(Data records)
════════════════════
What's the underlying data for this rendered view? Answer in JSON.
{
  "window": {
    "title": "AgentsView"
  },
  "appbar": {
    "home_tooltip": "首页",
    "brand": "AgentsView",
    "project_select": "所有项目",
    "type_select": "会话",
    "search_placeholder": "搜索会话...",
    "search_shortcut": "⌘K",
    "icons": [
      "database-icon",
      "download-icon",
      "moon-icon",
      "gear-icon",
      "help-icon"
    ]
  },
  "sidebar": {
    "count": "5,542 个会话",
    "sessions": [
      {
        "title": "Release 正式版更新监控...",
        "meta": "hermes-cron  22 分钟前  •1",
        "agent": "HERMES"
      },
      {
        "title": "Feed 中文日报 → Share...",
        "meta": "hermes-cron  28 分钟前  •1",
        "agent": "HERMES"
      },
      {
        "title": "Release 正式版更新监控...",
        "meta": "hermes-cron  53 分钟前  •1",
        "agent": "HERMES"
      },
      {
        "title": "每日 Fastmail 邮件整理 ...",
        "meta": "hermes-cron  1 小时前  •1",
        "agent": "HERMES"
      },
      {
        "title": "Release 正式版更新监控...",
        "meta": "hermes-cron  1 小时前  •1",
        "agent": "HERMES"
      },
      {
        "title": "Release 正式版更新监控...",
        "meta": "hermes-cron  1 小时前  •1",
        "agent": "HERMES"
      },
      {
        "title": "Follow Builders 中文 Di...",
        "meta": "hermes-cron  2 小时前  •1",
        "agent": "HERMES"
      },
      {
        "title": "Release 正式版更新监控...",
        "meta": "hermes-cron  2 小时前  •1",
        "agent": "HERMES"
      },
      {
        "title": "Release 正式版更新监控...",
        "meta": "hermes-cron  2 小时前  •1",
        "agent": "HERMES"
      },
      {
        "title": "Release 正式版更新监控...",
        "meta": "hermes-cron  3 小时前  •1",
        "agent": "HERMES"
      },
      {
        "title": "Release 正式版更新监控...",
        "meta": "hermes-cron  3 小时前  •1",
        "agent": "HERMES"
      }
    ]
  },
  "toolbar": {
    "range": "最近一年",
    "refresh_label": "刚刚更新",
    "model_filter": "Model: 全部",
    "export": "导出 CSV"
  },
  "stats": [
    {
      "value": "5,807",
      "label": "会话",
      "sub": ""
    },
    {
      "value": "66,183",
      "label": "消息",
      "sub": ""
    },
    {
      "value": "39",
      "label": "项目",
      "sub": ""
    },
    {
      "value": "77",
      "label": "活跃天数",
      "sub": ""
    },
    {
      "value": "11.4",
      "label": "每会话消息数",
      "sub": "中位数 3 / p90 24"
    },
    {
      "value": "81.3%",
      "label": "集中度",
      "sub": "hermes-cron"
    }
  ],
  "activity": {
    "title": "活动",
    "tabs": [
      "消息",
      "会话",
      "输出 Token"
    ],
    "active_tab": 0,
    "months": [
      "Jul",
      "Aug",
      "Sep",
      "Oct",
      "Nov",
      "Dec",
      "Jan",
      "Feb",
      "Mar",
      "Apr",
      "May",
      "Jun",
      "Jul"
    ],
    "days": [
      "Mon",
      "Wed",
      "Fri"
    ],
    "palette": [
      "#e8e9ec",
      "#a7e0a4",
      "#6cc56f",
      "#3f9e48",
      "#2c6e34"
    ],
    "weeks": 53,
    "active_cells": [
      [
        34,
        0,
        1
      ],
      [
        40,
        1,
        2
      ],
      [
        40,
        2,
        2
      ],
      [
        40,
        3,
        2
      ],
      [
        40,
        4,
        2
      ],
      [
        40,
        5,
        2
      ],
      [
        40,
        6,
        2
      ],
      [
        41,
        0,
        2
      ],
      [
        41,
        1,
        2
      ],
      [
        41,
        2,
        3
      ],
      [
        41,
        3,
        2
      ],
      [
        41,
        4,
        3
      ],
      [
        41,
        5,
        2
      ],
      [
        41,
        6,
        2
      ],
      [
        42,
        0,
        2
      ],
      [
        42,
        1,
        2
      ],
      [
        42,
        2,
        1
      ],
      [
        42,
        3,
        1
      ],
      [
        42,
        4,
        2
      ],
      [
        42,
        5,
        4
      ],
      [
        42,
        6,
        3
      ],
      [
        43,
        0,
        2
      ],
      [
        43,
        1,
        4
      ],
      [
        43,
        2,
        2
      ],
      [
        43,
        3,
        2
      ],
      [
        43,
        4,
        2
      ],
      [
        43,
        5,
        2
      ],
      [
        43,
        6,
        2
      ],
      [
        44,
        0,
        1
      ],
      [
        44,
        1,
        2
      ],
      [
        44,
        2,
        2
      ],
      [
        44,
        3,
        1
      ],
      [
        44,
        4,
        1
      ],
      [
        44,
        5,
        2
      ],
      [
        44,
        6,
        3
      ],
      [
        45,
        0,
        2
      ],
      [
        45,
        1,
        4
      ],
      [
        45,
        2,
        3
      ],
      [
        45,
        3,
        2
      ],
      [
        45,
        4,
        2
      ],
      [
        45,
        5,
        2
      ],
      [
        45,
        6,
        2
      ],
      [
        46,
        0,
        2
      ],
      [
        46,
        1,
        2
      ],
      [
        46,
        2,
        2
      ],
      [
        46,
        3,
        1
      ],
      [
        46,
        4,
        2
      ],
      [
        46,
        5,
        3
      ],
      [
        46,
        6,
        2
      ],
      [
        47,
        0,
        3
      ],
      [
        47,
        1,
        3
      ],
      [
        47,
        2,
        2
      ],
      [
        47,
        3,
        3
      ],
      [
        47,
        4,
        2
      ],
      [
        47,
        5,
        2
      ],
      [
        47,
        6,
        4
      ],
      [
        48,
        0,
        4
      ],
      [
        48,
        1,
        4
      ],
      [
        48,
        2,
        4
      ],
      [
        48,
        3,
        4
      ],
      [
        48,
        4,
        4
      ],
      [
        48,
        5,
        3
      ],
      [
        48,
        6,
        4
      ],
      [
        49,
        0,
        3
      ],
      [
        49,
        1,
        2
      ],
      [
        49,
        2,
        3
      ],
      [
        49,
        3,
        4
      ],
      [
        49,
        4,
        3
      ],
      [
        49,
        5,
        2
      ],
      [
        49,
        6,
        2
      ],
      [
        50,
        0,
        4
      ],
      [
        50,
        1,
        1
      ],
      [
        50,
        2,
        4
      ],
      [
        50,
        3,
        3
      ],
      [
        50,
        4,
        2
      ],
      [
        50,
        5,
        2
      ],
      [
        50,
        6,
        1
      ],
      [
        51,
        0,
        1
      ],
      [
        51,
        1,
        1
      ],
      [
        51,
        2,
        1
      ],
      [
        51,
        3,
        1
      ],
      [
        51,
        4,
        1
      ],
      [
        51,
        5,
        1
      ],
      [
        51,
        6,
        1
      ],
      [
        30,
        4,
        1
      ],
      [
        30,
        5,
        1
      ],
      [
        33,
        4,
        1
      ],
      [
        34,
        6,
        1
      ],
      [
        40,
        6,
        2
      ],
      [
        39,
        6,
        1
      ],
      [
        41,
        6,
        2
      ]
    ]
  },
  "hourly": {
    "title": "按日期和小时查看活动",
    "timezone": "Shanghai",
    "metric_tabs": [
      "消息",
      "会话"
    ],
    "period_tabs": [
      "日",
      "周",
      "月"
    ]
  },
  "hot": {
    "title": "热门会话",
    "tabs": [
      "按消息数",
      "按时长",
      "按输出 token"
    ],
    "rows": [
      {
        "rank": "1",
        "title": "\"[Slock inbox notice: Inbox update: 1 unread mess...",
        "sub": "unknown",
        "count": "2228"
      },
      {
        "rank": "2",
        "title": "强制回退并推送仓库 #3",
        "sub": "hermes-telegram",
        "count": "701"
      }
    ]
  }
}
════════════════════
Take the lines above and print them exactly.

What's the underlying data for this rendered view? Answer in JSON.
{
  "window": {
    "title": "AgentsView"
  },
  "appbar": {
    "home_tooltip": "首页",
    "brand": "AgentsView",
    "project_select": "所有项目",
    "type_select": "会话",
    "search_placeholder": "搜索会话...",
    "search_shortcut": "⌘K",
    "icons": [
      "database-icon",
      "download-icon",
      "moon-icon",
      "gear-icon",
      "help-icon"
    ]
  },
  "sidebar": {
    "count": "5,542 个会话",
    "sessions": [
      {
        "title": "Release 正式版更新监控...",
        "meta": "hermes-cron  22 分钟前  •1",
        "agent": "HERMES"
      },
      {
        "title": "Feed 中文日报 → Share...",
        "meta": "hermes-cron  28 分钟前  •1",
        "agent": "HERMES"
      },
      {
        "title": "Release 正式版更新监控...",
        "meta": "hermes-cron  53 分钟前  •1",
        "agent": "HERMES"
      },
      {
        "title": "每日 Fastmail 邮件整理 ...",
        "meta": "hermes-cron  1 小时前  •1",
        "agent": "HERMES"
      },
      {
        "title": "Release 正式版更新监控...",
        "meta": "hermes-cron  1 小时前  •1",
        "agent": "HERMES"
      },
      {
        "title": "Release 正式版更新监控...",
        "meta": "hermes-cron  1 小时前  •1",
        "agent": "HERMES"
      },
      {
        "title": "Follow Builders 中文 Di...",
        "meta": "hermes-cron  2 小时前  •1",
        "agent": "HERMES"
      },
      {
        "title": "Release 正式版更新监控...",
        "meta": "hermes-cron  2 小时前  •1",
        "agent": "HERMES"
      },
      {
        "title": "Release 正式版更新监控...",
        "meta": "hermes-cron  2 小时前  •1",
        "agent": "HERMES"
      },
      {
        "title": "Release 正式版更新监控...",
        "meta": "hermes-cron  3 小时前  •1",
        "agent": "HERMES"
      },
      {
        "title": "Release 正式版更新监控...",
        "meta": "hermes-cron  3 小时前  •1",
        "agent": "HERMES"
      }
    ]
  },
  "toolbar": {
    "range": "最近一年",
    "refresh_label": "刚刚更新",
    "model_filter": "Model: 全部",
    "export": "导出 CSV"
  },
  "stats": [
    {
      "value": "5,807",
      "label": "会话",
      "sub": ""
    },
    {
      "value": "66,183",
      "label": "消息",
      "sub": ""
    },
    {
      "value": "39",
      "label": "项目",
      "sub": ""
    },
    {
      "value": "77",
      "label": "活跃天数",
      "sub": ""
    },
    {
      "value": "11.4",
      "label": "每会话消息数",
      "sub": "中位数 3 / p90 24"
    },
    {
      "value": "81.3%",
      "label": "集中度",
      "sub": "hermes-cron"
    }
  ],
  "activity": {
    "title": "活动",
    "tabs": [
      "消息",
      "会话",
      "输出 Token"
    ],
    "active_tab": 0,
    "months": [
      "Jul",
      "Aug",
      "Sep",
      "Oct",
      "Nov",
      "Dec",
      "Jan",
      "Feb",
      "Mar",
      "Apr",
      "May",
      "Jun",
      "Jul"
    ],
    "days": [
      "Mon",
      "Wed",
      "Fri"
    ],
    "palette": [
      "#e8e9ec",
      "#a7e0a4",
      "#6cc56f",
      "#3f9e48",
      "#2c6e34"
    ],
    "weeks": 53,
    "active_cells": [
      [
        34,
        0,
        1
      ],
      [
        40,
        1,
        2
      ],
      [
        40,
        2,
        2
      ],
      [
        40,
        3,
        2
      ],
      [
        40,
        4,
        2
      ],
      [
        40,
        5,
        2
      ],
      [
        40,
        6,
        2
      ],
      [
        41,
        0,
        2
      ],
      [
        41,
        1,
        2
      ],
      [
        41,
        2,
        3
      ],
      [
        41,
        3,
        2
      ],
      [
        41,
        4,
        3
      ],
      [
        41,
        5,
        2
      ],
      [
        41,
        6,
        2
      ],
      [
        42,
        0,
        2
      ],
      [
        42,
        1,
        2
      ],
      [
        42,
        2,
        1
      ],
      [
        42,
        3,
        1
      ],
      [
        42,
        4,
        2
      ],
      [
        42,
        5,
        4
      ],
      [
        42,
        6,
        3
      ],
      [
        43,
        0,
        2
      ],
      [
        43,
        1,
        4
      ],
      [
        43,
        2,
        2
      ],
      [
        43,
        3,
        2
      ],
      [
        43,
        4,
        2
      ],
      [
        43,
        5,
        2
      ],
      [
        43,
        6,
        2
      ],
      [
        44,
        0,
        1
      ],
      [
        44,
        1,
        2
      ],
      [
        44,
        2,
        2
      ],
      [
        44,
        3,
        1
      ],
      [
        44,
        4,
        1
      ],
      [
        44,
        5,
        2
      ],
      [
        44,
        6,
        3
      ],
      [
        45,
        0,
        2
      ],
      [
        45,
        1,
        4
      ],
      [
        45,
        2,
        3
      ],
      [
        45,
        3,
        2
      ],
      [
        45,
        4,
        2
      ],
      [
        45,
        5,
        2
      ],
      [
        45,
        6,
        2
      ],
      [
        46,
        0,
        2
      ],
      [
        46,
        1,
        2
      ],
      [
        46,
        2,
        2
      ],
      [
        46,
        3,
        1
      ],
      [
        46,
        4,
        2
      ],
      [
        46,
        5,
        3
      ],
      [
        46,
        6,
        2
      ],
      [
        47,
        0,
        3
      ],
      [
        47,
        1,
        3
      ],
      [
        47,
        2,
        2
      ],
      [
        47,
        3,
        3
      ],
      [
        47,
        4,
        2
      ],
      [
        47,
        5,
        2
      ],
      [
        47,
        6,
        4
      ],
      [
        48,
        0,
        4
      ],
      [
        48,
        1,
        4
      ],
      [
        48,
        2,
        4
      ],
      [
        48,
        3,
        4
      ],
      [
        48,
        4,
        4
      ],
      [
        48,
        5,
        3
      ],
      [
        48,
        6,
        4
      ],
      [
        49,
        0,
        3
      ],
      [
        49,
        1,
        2
      ],
      [
        49,
        2,
        3
      ],
      [
        49,
        3,
        4
      ],
      [
        49,
        4,
        3
      ],
      [
        49,
        5,
        2
      ],
      [
        49,
        6,
        2
      ],
      [
        50,
        0,
        4
      ],
      [
        50,
        1,
        1
      ],
      [
        50,
        2,
        4
      ],
      [
        50,
        3,
        3
      ],
      [
        50,
        4,
        2
      ],
      [
        50,
        5,
        2
      ],
      [
        50,
        6,
        1
      ],
      [
        51,
        0,
        1
      ],
      [
        51,
        1,
        1
      ],
      [
        51,
        2,
        1
      ],
      [
        51,
        3,
        1
      ],
      [
        51,
        4,
        1
      ],
      [
        51,
        5,
        1
      ],
      [
        51,
        6,
        1
      ],
      [
        30,
        4,
        1
      ],
      [
        30,
        5,
        1
      ],
      [
        33,
        4,
        1
      ],
      [
        34,
        6,
        1
      ],
      [
        40,
        6,
        2
      ],
      [
        39,
        6,
        1
      ],
      [
        41,
        6,
        2
      ]
    ]
  },
  "hourly": {
    "title": "按日期和小时查看活动",
    "timezone": "Shanghai",
    "metric_tabs": [
      "消息",
      "会话"
    ],
    "period_tabs": [
      "日",
      "周",
      "月"
    ]
  },
  "hot": {
    "title": "热门会话",
    "tabs": [
      "按消息数",
      "按时长",
      "按输出 token"
    ],
    "rows": [
      {
        "rank": "1",
        "title": "\"[Slock inbox notice: Inbox update: 1 unread mess...",
        "sub": "unknown",
        "count": "2228"
      },
      {
        "rank": "2",
        "title": "强制回退并推送仓库 #3",
        "sub": "hermes-telegram",
        "count": "701"
      }
    ]
  }
}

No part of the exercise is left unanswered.